(Saved entries)
● ● ● ● ● ● ●

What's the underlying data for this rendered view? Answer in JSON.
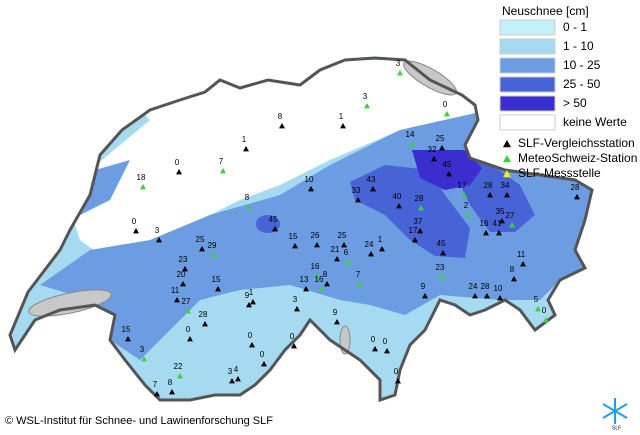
{
  "legend": {
    "title": "Neuschnee [cm]",
    "items": [
      {
        "label": "0 - 1",
        "color": "#c4f1f8"
      },
      {
        "label": "1 - 10",
        "color": "#a6daf0"
      },
      {
        "label": "10 - 25",
        "color": "#6c9de2"
      },
      {
        "label": "25 - 50",
        "color": "#4763d6"
      },
      {
        "label": "> 50",
        "color": "#3a2ed0"
      },
      {
        "label": "keine Werte",
        "color": "#ffffff"
      }
    ]
  },
  "station_legend": [
    {
      "label": "SLF-Vergleichsstation",
      "color": "#000000"
    },
    {
      "label": "MeteoSchweiz-Station",
      "color": "#3cd23c"
    },
    {
      "label": "SLF-Messstelle",
      "color": "#f0f000"
    }
  ],
  "stations": [
    3,
    0,
    3,
    8,
    1,
    1,
    14,
    25,
    32,
    0,
    7,
    18,
    45,
    10,
    43,
    17,
    28,
    34,
    28,
    33,
    40,
    28,
    8,
    2,
    0,
    45,
    35,
    41,
    27,
    16,
    37,
    17,
    3,
    15,
    26,
    25,
    25,
    29,
    45,
    24,
    1,
    21,
    6,
    23,
    11,
    23,
    16,
    20,
    15,
    8,
    7,
    13,
    16,
    8,
    9,
    11,
    27,
    24,
    28,
    10,
    9,
    1,
    3,
    5,
    28,
    0,
    9,
    15,
    0,
    0,
    0,
    0,
    0,
    3,
    0,
    22,
    4,
    3,
    0,
    7,
    8
  ],
  "copyright": "© WSL-Institut für Schnee- und Lawinenforschung SLF",
  "logo": "SLF"
}
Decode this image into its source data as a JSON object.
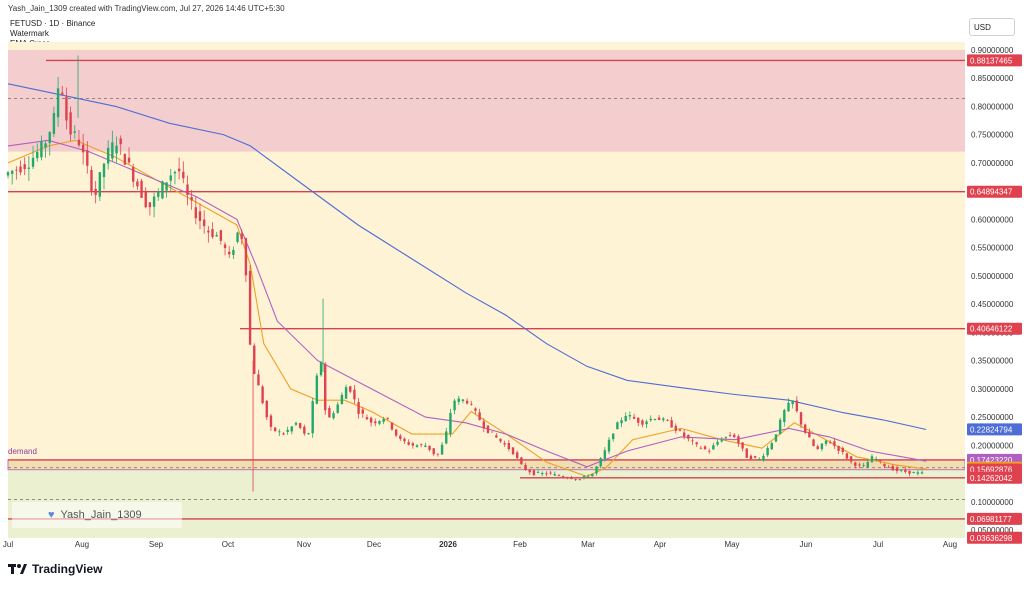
{
  "header": {
    "created_text": "Yash_Jain_1309 created with TradingView.com, Jul 27, 2026 14:46 UTC+5:30"
  },
  "legend": {
    "symbol_line": "FETUSD · 1D · Binance",
    "indicator_1": "Watermark",
    "indicator_2": "EMA Cross"
  },
  "currency_button": "USD",
  "watermark_text": "Yash_Jain_1309",
  "brand_text": "TradingView",
  "demand_label": "demand",
  "colors": {
    "background": "#ffffff",
    "plot_bg": "#fff3d6",
    "supply_zone": "#f2c7cd",
    "demand_zone": "#ecd9a8",
    "green_zone": "#e6efcf",
    "level_line": "#d6404f",
    "ema_fast": "#f0a020",
    "ema_slow": "#b060c0",
    "ema_long": "#4d6cd6",
    "candle_up": "#22a86a",
    "candle_down": "#e0414f"
  },
  "chart_data": {
    "type": "candlestick",
    "title": "FETUSD · 1D · Binance",
    "x_tick_labels": [
      "Jul",
      "Aug",
      "Sep",
      "Oct",
      "Nov",
      "Dec",
      "2026",
      "Feb",
      "Mar",
      "Apr",
      "May",
      "Jun",
      "Jul",
      "Aug"
    ],
    "y_tick_labels": [
      "0.90000000",
      "0.85000000",
      "0.80000000",
      "0.75000000",
      "0.70000000",
      "0.65000000",
      "0.60000000",
      "0.55000000",
      "0.50000000",
      "0.45000000",
      "0.40000000",
      "0.35000000",
      "0.30000000",
      "0.25000000",
      "0.20000000",
      "0.15000000",
      "0.10000000",
      "0.05000000"
    ],
    "y_tick_values": [
      0.9,
      0.85,
      0.8,
      0.75,
      0.7,
      0.65,
      0.6,
      0.55,
      0.5,
      0.45,
      0.4,
      0.35,
      0.3,
      0.25,
      0.2,
      0.15,
      0.1,
      0.05
    ],
    "ylim": [
      0.035,
      0.93
    ],
    "grid": false,
    "zones": [
      {
        "name": "supply",
        "top": 0.9,
        "bottom": 0.72
      },
      {
        "name": "demand",
        "top": 0.1742322,
        "bottom": 0.1569288
      },
      {
        "name": "lower",
        "top": 0.1569288,
        "bottom": 0.0363
      }
    ],
    "levels": [
      {
        "value": 0.881374,
        "label": "0.88137465",
        "style": "solid"
      },
      {
        "value": 0.8139,
        "label": "",
        "style": "dashed"
      },
      {
        "value": 0.648943,
        "label": "0.64894347",
        "style": "solid"
      },
      {
        "value": 0.406461,
        "label": "0.40646122",
        "style": "solid"
      },
      {
        "value": 0.174232,
        "label": "0.17423220",
        "style": "solid"
      },
      {
        "value": 0.160479,
        "label": "0.16047883",
        "style": "dashed"
      },
      {
        "value": 0.14262,
        "label": "0.14262042",
        "style": "solid"
      },
      {
        "value": 0.104,
        "label": "",
        "style": "dashed"
      },
      {
        "value": 0.069811,
        "label": "0.06981177",
        "style": "solid"
      }
    ],
    "price_tags": [
      {
        "label": "0.88137465",
        "value": 0.881374,
        "color": "#e0414f"
      },
      {
        "label": "0.64894347",
        "value": 0.648943,
        "color": "#e0414f"
      },
      {
        "label": "0.40646122",
        "value": 0.406461,
        "color": "#e0414f"
      },
      {
        "label": "0.22824794",
        "value": 0.228248,
        "color": "#4d6cd6"
      },
      {
        "label": "0.17423220",
        "value": 0.174232,
        "color": "#b060c0"
      },
      {
        "label": "0.16047883",
        "value": 0.160479,
        "color": "#f0a020"
      },
      {
        "label": "0.15692876",
        "value": 0.156929,
        "color": "#e0414f"
      },
      {
        "label": "0.14262042",
        "value": 0.14262,
        "color": "#e0414f"
      },
      {
        "label": "0.06981177",
        "value": 0.069811,
        "color": "#e0414f"
      },
      {
        "label": "0.03636298",
        "value": 0.036363,
        "color": "#e0414f"
      }
    ],
    "close_path": [
      [
        0,
        0.68
      ],
      [
        8,
        0.7
      ],
      [
        14,
        0.73
      ],
      [
        18,
        0.78
      ],
      [
        20,
        0.86
      ],
      [
        23,
        0.76
      ],
      [
        27,
        0.74
      ],
      [
        30,
        0.69
      ],
      [
        33,
        0.64
      ],
      [
        37,
        0.71
      ],
      [
        41,
        0.74
      ],
      [
        45,
        0.7
      ],
      [
        49,
        0.66
      ],
      [
        53,
        0.62
      ],
      [
        57,
        0.65
      ],
      [
        61,
        0.68
      ],
      [
        64,
        0.69
      ],
      [
        68,
        0.63
      ],
      [
        72,
        0.6
      ],
      [
        75,
        0.58
      ],
      [
        79,
        0.57
      ],
      [
        83,
        0.53
      ],
      [
        87,
        0.59
      ],
      [
        89,
        0.52
      ],
      [
        91,
        0.35
      ],
      [
        94,
        0.3
      ],
      [
        98,
        0.23
      ],
      [
        103,
        0.22
      ],
      [
        108,
        0.24
      ],
      [
        112,
        0.21
      ],
      [
        115,
        0.31
      ],
      [
        117,
        0.35
      ],
      [
        119,
        0.24
      ],
      [
        123,
        0.27
      ],
      [
        127,
        0.31
      ],
      [
        131,
        0.26
      ],
      [
        136,
        0.24
      ],
      [
        141,
        0.25
      ],
      [
        146,
        0.21
      ],
      [
        151,
        0.2
      ],
      [
        156,
        0.2
      ],
      [
        160,
        0.18
      ],
      [
        163,
        0.21
      ],
      [
        166,
        0.28
      ],
      [
        171,
        0.28
      ],
      [
        174,
        0.26
      ],
      [
        178,
        0.23
      ],
      [
        183,
        0.21
      ],
      [
        188,
        0.19
      ],
      [
        192,
        0.16
      ],
      [
        196,
        0.15
      ],
      [
        201,
        0.15
      ],
      [
        207,
        0.145
      ],
      [
        213,
        0.14
      ],
      [
        218,
        0.15
      ],
      [
        222,
        0.185
      ],
      [
        226,
        0.23
      ],
      [
        230,
        0.255
      ],
      [
        236,
        0.24
      ],
      [
        241,
        0.25
      ],
      [
        246,
        0.24
      ],
      [
        251,
        0.22
      ],
      [
        256,
        0.2
      ],
      [
        261,
        0.19
      ],
      [
        265,
        0.21
      ],
      [
        270,
        0.22
      ],
      [
        275,
        0.18
      ],
      [
        280,
        0.175
      ],
      [
        285,
        0.21
      ],
      [
        289,
        0.26
      ],
      [
        292,
        0.28
      ],
      [
        296,
        0.23
      ],
      [
        301,
        0.19
      ],
      [
        305,
        0.21
      ],
      [
        310,
        0.19
      ],
      [
        314,
        0.17
      ],
      [
        318,
        0.16
      ],
      [
        322,
        0.18
      ],
      [
        326,
        0.165
      ],
      [
        331,
        0.155
      ],
      [
        336,
        0.152
      ],
      [
        341,
        0.15
      ]
    ],
    "series": [
      {
        "name": "",
        "color": "#f0a020",
        "values": [
          [
            0,
            0.7
          ],
          [
            15,
            0.73
          ],
          [
            25,
            0.74
          ],
          [
            40,
            0.71
          ],
          [
            55,
            0.67
          ],
          [
            70,
            0.63
          ],
          [
            85,
            0.59
          ],
          [
            90,
            0.52
          ],
          [
            95,
            0.38
          ],
          [
            105,
            0.3
          ],
          [
            115,
            0.28
          ],
          [
            125,
            0.28
          ],
          [
            135,
            0.26
          ],
          [
            150,
            0.22
          ],
          [
            165,
            0.22
          ],
          [
            172,
            0.26
          ],
          [
            185,
            0.22
          ],
          [
            200,
            0.17
          ],
          [
            215,
            0.145
          ],
          [
            222,
            0.16
          ],
          [
            232,
            0.21
          ],
          [
            250,
            0.23
          ],
          [
            265,
            0.21
          ],
          [
            280,
            0.195
          ],
          [
            292,
            0.24
          ],
          [
            300,
            0.22
          ],
          [
            315,
            0.18
          ],
          [
            330,
            0.165
          ],
          [
            341,
            0.158
          ]
        ]
      },
      {
        "name": "",
        "color": "#b060c0",
        "values": [
          [
            0,
            0.73
          ],
          [
            15,
            0.74
          ],
          [
            30,
            0.72
          ],
          [
            50,
            0.68
          ],
          [
            70,
            0.64
          ],
          [
            85,
            0.6
          ],
          [
            92,
            0.52
          ],
          [
            100,
            0.42
          ],
          [
            115,
            0.35
          ],
          [
            135,
            0.3
          ],
          [
            155,
            0.25
          ],
          [
            170,
            0.24
          ],
          [
            185,
            0.22
          ],
          [
            200,
            0.19
          ],
          [
            215,
            0.162
          ],
          [
            230,
            0.19
          ],
          [
            250,
            0.215
          ],
          [
            270,
            0.21
          ],
          [
            290,
            0.23
          ],
          [
            305,
            0.215
          ],
          [
            320,
            0.19
          ],
          [
            341,
            0.172
          ]
        ]
      },
      {
        "name": "",
        "color": "#4d6cd6",
        "values": [
          [
            0,
            0.84
          ],
          [
            20,
            0.82
          ],
          [
            40,
            0.8
          ],
          [
            60,
            0.77
          ],
          [
            80,
            0.75
          ],
          [
            90,
            0.73
          ],
          [
            110,
            0.66
          ],
          [
            130,
            0.59
          ],
          [
            150,
            0.53
          ],
          [
            170,
            0.47
          ],
          [
            185,
            0.43
          ],
          [
            200,
            0.38
          ],
          [
            215,
            0.34
          ],
          [
            230,
            0.315
          ],
          [
            250,
            0.302
          ],
          [
            270,
            0.29
          ],
          [
            290,
            0.28
          ],
          [
            310,
            0.258
          ],
          [
            325,
            0.245
          ],
          [
            341,
            0.228
          ]
        ]
      }
    ],
    "x_day_range": [
      0,
      345
    ]
  }
}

● ● ● ● ● ● ●

* PROBLEM DETAILS:
Pick out every line above that contains the word "this" and copy it.

* EXPECTED OUTPUT:
What's the underlying data for this rendered view? Answer in JSON.
Decode this image into its source data as a JSON object.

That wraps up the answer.